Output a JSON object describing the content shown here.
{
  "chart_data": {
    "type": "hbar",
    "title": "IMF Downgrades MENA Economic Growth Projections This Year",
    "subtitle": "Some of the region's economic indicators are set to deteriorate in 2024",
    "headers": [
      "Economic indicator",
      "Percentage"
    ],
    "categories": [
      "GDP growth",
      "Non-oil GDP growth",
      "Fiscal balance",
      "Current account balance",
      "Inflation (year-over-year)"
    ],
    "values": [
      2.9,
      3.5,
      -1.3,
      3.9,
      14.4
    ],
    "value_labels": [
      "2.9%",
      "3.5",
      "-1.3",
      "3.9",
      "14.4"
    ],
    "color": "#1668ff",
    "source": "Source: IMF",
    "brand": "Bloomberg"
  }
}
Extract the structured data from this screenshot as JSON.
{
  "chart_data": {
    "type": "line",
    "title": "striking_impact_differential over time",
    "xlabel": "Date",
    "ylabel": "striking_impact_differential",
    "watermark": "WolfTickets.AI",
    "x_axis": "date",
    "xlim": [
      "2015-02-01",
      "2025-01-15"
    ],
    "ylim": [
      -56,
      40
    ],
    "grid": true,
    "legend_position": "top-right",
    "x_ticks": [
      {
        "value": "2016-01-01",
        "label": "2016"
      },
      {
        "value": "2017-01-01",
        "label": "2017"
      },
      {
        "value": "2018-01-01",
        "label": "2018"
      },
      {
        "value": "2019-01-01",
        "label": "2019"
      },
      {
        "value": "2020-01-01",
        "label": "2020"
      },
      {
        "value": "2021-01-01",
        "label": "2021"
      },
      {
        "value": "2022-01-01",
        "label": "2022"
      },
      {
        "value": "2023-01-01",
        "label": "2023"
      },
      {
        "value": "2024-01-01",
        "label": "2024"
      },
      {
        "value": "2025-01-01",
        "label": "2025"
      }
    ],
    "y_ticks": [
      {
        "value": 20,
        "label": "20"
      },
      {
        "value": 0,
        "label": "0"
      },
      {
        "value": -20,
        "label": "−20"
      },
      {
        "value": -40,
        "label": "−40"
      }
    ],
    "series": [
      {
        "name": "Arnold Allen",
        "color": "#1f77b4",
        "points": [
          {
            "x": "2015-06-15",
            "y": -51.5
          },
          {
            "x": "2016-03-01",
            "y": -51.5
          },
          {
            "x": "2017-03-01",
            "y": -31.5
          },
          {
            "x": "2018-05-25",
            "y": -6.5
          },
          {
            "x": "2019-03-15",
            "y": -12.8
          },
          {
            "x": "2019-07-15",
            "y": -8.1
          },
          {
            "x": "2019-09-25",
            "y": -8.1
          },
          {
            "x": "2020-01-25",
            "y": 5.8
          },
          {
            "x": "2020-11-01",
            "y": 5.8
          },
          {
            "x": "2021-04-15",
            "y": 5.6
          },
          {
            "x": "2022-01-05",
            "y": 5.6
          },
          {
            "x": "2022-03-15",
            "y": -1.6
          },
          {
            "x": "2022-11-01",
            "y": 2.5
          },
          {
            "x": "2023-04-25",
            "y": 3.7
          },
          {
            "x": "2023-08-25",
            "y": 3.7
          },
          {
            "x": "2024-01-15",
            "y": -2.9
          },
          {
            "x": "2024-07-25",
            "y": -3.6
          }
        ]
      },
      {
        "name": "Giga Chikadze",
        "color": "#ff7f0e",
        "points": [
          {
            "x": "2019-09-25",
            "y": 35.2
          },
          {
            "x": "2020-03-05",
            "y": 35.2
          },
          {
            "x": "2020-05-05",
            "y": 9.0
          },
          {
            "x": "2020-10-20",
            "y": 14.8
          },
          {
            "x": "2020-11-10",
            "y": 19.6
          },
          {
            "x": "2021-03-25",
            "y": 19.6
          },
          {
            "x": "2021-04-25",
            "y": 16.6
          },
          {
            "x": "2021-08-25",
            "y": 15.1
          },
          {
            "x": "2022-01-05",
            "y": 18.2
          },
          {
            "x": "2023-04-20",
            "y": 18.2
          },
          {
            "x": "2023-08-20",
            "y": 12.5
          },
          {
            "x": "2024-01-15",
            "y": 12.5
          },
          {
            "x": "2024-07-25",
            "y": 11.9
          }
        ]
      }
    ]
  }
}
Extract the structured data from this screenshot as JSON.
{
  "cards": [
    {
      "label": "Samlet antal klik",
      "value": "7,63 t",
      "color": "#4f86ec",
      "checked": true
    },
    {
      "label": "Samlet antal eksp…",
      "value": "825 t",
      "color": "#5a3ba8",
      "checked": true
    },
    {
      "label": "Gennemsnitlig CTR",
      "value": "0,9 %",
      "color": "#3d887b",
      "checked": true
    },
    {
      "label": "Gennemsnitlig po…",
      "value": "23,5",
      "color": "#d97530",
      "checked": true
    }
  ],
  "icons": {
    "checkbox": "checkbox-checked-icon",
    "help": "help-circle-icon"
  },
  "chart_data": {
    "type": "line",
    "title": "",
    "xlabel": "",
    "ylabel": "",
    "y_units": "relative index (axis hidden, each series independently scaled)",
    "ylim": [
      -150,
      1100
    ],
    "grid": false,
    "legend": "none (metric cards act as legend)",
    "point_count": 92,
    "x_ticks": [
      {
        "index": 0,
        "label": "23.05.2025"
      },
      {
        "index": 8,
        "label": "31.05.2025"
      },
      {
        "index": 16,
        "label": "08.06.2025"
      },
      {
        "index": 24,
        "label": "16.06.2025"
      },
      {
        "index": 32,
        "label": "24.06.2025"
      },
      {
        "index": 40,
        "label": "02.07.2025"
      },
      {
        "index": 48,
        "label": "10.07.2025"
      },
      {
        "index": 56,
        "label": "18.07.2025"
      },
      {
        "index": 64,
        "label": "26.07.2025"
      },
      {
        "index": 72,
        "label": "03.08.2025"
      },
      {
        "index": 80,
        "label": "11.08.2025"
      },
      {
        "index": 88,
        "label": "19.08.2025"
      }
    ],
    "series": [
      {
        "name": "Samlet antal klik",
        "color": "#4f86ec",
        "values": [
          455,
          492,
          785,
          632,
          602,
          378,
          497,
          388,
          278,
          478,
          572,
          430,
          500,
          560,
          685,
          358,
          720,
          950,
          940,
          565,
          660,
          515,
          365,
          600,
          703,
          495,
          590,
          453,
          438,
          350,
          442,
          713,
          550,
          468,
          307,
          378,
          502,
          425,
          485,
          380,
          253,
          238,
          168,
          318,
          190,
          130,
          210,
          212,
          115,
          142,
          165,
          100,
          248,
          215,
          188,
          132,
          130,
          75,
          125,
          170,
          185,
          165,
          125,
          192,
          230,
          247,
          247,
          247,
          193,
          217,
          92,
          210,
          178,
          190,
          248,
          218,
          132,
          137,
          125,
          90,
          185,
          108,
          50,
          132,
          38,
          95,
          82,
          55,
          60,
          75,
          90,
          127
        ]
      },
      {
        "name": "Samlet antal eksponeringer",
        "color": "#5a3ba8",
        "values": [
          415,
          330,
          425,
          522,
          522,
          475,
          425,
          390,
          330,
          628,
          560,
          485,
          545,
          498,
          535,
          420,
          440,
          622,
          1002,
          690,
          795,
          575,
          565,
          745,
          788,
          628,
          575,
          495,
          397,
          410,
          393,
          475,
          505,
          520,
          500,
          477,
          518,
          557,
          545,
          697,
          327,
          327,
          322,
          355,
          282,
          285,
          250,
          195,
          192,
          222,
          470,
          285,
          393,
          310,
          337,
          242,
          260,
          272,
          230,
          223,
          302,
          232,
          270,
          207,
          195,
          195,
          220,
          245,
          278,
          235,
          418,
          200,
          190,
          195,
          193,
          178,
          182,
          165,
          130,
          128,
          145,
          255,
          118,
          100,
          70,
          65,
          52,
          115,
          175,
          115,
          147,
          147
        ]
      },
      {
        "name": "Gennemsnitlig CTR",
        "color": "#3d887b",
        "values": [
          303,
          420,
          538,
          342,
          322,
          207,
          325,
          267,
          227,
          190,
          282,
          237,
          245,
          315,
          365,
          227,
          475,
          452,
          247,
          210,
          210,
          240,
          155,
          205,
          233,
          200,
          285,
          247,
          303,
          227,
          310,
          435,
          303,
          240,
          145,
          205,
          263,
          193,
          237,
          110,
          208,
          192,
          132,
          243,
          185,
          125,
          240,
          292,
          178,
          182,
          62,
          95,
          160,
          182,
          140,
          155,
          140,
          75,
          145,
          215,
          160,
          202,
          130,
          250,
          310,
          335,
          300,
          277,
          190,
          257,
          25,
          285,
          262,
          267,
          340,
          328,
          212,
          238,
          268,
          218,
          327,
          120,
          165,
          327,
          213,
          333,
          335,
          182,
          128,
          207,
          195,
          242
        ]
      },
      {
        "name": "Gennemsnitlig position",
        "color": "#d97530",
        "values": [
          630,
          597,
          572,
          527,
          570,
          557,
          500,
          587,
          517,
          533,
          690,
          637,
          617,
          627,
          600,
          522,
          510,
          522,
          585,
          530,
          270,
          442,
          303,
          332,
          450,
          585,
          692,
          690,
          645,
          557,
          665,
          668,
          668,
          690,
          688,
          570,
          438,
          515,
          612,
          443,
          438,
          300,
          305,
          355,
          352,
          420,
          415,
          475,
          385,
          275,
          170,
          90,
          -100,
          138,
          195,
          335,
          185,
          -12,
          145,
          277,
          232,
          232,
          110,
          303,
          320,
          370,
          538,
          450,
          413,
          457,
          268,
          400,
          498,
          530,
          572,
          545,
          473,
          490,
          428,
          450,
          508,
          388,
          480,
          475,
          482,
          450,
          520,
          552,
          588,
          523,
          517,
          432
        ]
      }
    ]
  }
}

● Your objective:
Pick out the lines containing the string "cards" and show them.

● Exercise solution:
  "cards": [
    "legend": "none (metric cards act as legend)",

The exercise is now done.